**TASK PROMPT:**
Count the lines below that contain the word "JSON", and reply with only that number.

(Items from a data source)

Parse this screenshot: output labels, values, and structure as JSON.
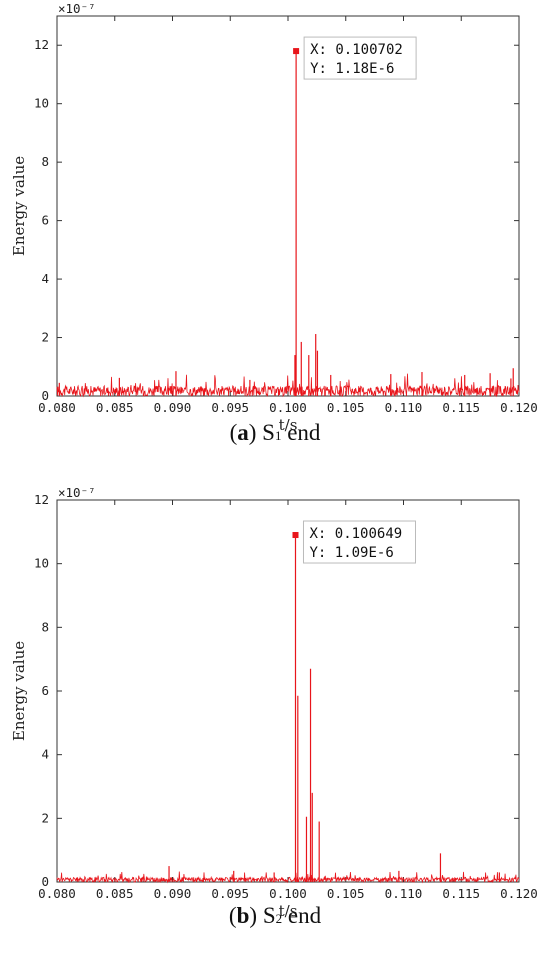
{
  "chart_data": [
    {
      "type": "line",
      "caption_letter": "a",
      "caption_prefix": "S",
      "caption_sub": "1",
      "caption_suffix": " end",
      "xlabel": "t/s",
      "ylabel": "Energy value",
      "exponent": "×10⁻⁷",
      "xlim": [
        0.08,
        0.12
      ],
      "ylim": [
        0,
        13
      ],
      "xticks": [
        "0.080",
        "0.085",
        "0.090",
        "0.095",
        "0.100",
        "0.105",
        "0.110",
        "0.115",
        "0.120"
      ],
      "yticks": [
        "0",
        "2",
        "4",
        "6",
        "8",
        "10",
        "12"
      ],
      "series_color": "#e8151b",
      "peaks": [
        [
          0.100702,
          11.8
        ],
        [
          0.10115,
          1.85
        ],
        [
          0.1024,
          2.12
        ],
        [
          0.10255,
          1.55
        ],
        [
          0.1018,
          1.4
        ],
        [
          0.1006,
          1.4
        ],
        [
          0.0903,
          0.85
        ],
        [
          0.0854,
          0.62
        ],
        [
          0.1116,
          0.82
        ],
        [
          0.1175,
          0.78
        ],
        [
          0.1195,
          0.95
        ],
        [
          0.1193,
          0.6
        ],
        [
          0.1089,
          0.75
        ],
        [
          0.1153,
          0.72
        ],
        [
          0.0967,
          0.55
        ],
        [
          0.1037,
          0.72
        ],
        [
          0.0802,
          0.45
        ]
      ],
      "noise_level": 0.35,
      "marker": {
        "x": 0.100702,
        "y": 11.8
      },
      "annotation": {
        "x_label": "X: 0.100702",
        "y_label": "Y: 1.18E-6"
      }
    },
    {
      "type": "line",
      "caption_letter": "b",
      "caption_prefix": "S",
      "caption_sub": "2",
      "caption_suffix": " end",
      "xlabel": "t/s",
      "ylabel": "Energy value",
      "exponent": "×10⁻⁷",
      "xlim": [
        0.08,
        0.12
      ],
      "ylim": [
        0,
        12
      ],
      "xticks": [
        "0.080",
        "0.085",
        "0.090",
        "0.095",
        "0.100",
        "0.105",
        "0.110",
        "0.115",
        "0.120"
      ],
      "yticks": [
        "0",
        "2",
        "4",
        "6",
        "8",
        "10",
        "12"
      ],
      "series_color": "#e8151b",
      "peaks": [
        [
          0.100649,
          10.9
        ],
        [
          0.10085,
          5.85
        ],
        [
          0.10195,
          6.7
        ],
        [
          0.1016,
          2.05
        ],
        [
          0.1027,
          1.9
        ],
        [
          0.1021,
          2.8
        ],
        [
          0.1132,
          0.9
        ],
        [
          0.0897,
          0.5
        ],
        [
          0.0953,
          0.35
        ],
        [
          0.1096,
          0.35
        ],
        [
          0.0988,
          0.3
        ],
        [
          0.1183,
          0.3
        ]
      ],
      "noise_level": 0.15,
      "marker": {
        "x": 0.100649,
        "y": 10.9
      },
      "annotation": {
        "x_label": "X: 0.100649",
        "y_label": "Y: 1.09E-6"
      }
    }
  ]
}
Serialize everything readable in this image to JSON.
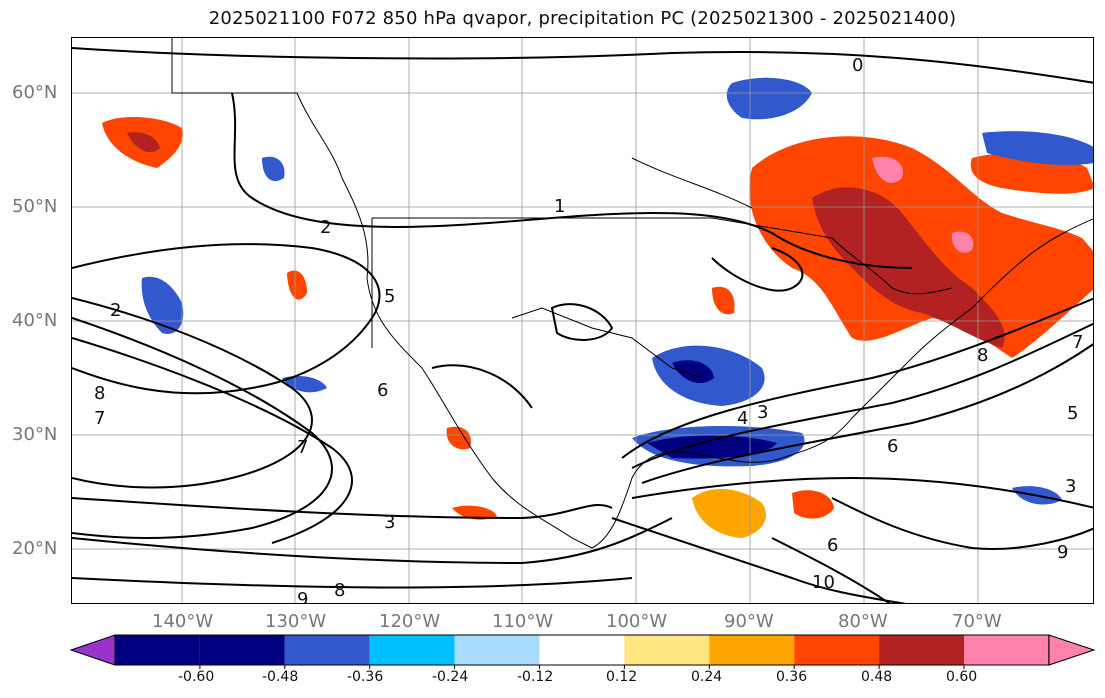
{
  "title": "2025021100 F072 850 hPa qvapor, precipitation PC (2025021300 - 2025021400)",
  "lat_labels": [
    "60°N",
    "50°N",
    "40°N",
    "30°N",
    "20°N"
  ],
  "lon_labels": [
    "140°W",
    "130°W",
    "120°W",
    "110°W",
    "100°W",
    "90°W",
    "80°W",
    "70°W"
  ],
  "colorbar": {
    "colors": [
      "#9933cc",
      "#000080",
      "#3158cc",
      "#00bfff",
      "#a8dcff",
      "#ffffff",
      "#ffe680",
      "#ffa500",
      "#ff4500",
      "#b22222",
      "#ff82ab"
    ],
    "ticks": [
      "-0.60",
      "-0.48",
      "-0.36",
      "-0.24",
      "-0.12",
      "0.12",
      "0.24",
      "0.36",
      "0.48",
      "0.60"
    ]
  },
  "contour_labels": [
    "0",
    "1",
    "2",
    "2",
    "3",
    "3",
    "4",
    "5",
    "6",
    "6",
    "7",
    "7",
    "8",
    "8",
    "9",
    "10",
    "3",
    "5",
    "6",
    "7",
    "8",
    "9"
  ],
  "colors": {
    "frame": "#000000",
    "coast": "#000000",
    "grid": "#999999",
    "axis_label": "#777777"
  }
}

**CORRECT ANSWER:**
2